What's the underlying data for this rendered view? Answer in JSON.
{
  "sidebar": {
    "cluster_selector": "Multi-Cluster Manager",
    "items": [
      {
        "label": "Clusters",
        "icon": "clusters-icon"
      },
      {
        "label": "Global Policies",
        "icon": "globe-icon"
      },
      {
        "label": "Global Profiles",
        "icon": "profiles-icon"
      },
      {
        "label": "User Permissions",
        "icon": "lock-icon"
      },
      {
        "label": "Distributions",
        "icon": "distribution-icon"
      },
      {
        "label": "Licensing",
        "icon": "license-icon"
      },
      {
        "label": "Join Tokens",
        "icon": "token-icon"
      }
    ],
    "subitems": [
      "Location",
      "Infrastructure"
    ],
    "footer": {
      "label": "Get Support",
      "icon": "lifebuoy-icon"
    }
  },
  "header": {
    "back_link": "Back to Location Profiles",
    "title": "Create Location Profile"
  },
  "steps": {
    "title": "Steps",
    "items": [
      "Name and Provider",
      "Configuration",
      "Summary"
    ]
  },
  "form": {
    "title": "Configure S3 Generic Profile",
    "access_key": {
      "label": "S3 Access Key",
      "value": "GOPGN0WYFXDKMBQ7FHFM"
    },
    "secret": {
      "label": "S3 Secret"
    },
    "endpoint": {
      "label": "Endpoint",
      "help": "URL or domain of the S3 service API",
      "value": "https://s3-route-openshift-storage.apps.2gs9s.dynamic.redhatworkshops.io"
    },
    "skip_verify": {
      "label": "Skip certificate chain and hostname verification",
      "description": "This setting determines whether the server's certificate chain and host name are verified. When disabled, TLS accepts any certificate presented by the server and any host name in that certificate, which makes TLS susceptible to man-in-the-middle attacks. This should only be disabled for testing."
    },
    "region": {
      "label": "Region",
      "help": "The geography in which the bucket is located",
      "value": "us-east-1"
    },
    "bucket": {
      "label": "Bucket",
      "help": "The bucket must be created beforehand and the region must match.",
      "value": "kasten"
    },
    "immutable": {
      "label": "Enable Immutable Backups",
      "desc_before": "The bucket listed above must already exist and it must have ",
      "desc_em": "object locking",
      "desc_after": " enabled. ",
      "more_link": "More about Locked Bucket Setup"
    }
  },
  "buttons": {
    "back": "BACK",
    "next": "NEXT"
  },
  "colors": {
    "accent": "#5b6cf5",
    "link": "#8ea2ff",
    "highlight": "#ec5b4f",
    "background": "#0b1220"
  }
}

================================

Instructions for the task: Track down every line with the word "Global" and copy it.

Output of the task:
        "label": "Global Policies",
        "label": "Global Profiles",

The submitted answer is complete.